Short exercise.
Reproduce the material exactly, omitting nothing.
* begin Material for this exercise *
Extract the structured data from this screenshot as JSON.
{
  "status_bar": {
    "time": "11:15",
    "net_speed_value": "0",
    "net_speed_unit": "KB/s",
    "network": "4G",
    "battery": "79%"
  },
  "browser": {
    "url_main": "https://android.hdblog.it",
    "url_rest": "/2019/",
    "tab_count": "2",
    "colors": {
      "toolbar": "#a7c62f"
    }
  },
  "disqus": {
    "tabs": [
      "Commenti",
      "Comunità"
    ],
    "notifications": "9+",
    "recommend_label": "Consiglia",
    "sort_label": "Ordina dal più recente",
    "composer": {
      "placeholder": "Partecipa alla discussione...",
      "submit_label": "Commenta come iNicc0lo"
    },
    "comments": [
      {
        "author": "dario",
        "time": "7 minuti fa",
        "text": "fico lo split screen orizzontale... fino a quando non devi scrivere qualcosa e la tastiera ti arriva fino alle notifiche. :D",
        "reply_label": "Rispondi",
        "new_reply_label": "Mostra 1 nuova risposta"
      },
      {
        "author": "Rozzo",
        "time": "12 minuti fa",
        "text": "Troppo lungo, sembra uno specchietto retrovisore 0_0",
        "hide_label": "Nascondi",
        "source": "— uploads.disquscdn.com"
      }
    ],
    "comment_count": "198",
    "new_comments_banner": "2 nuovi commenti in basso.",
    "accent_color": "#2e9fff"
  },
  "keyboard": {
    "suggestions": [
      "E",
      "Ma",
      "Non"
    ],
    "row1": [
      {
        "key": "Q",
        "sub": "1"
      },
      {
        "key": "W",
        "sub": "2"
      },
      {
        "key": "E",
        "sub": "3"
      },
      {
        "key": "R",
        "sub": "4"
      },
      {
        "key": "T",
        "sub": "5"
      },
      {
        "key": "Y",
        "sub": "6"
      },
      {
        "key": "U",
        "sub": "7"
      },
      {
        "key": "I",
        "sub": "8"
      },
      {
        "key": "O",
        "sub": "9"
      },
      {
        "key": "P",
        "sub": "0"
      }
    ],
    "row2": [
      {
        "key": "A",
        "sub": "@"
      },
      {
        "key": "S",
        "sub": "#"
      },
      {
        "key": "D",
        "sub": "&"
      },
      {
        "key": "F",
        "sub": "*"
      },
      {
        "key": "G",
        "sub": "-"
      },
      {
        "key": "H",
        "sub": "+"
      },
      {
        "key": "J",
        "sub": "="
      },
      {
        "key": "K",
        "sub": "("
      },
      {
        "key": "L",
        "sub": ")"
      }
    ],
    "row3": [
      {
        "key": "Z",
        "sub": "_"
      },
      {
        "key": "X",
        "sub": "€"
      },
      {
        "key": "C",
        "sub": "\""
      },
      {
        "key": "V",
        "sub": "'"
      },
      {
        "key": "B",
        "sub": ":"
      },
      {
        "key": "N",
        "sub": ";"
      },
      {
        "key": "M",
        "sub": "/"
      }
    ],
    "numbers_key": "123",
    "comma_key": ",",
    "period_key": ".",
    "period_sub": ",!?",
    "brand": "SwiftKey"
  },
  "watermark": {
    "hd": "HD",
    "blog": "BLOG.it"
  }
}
* end Material for this exercise *
Complete response.
Extract the structured data from this screenshot as JSON.
{
  "status_bar": {
    "time": "11:15",
    "net_speed_value": "0",
    "net_speed_unit": "KB/s",
    "network": "4G",
    "battery": "79%"
  },
  "browser": {
    "url_main": "https://android.hdblog.it",
    "url_rest": "/2019/",
    "tab_count": "2",
    "colors": {
      "toolbar": "#a7c62f"
    }
  },
  "disqus": {
    "tabs": [
      "Commenti",
      "Comunità"
    ],
    "notifications": "9+",
    "recommend_label": "Consiglia",
    "sort_label": "Ordina dal più recente",
    "composer": {
      "placeholder": "Partecipa alla discussione...",
      "submit_label": "Commenta come iNicc0lo"
    },
    "comments": [
      {
        "author": "dario",
        "time": "7 minuti fa",
        "text": "fico lo split screen orizzontale... fino a quando non devi scrivere qualcosa e la tastiera ti arriva fino alle notifiche. :D",
        "reply_label": "Rispondi",
        "new_reply_label": "Mostra 1 nuova risposta"
      },
      {
        "author": "Rozzo",
        "time": "12 minuti fa",
        "text": "Troppo lungo, sembra uno specchietto retrovisore 0_0",
        "hide_label": "Nascondi",
        "source": "— uploads.disquscdn.com"
      }
    ],
    "comment_count": "198",
    "new_comments_banner": "2 nuovi commenti in basso.",
    "accent_color": "#2e9fff"
  },
  "keyboard": {
    "suggestions": [
      "E",
      "Ma",
      "Non"
    ],
    "row1": [
      {
        "key": "Q",
        "sub": "1"
      },
      {
        "key": "W",
        "sub": "2"
      },
      {
        "key": "E",
        "sub": "3"
      },
      {
        "key": "R",
        "sub": "4"
      },
      {
        "key": "T",
        "sub": "5"
      },
      {
        "key": "Y",
        "sub": "6"
      },
      {
        "key": "U",
        "sub": "7"
      },
      {
        "key": "I",
        "sub": "8"
      },
      {
        "key": "O",
        "sub": "9"
      },
      {
        "key": "P",
        "sub": "0"
      }
    ],
    "row2": [
      {
        "key": "A",
        "sub": "@"
      },
      {
        "key": "S",
        "sub": "#"
      },
      {
        "key": "D",
        "sub": "&"
      },
      {
        "key": "F",
        "sub": "*"
      },
      {
        "key": "G",
        "sub": "-"
      },
      {
        "key": "H",
        "sub": "+"
      },
      {
        "key": "J",
        "sub": "="
      },
      {
        "key": "K",
        "sub": "("
      },
      {
        "key": "L",
        "sub": ")"
      }
    ],
    "row3": [
      {
        "key": "Z",
        "sub": "_"
      },
      {
        "key": "X",
        "sub": "€"
      },
      {
        "key": "C",
        "sub": "\""
      },
      {
        "key": "V",
        "sub": "'"
      },
      {
        "key": "B",
        "sub": ":"
      },
      {
        "key": "N",
        "sub": ";"
      },
      {
        "key": "M",
        "sub": "/"
      }
    ],
    "numbers_key": "123",
    "comma_key": ",",
    "period_key": ".",
    "period_sub": ",!?",
    "brand": "SwiftKey"
  },
  "watermark": {
    "hd": "HD",
    "blog": "BLOG.it"
  }
}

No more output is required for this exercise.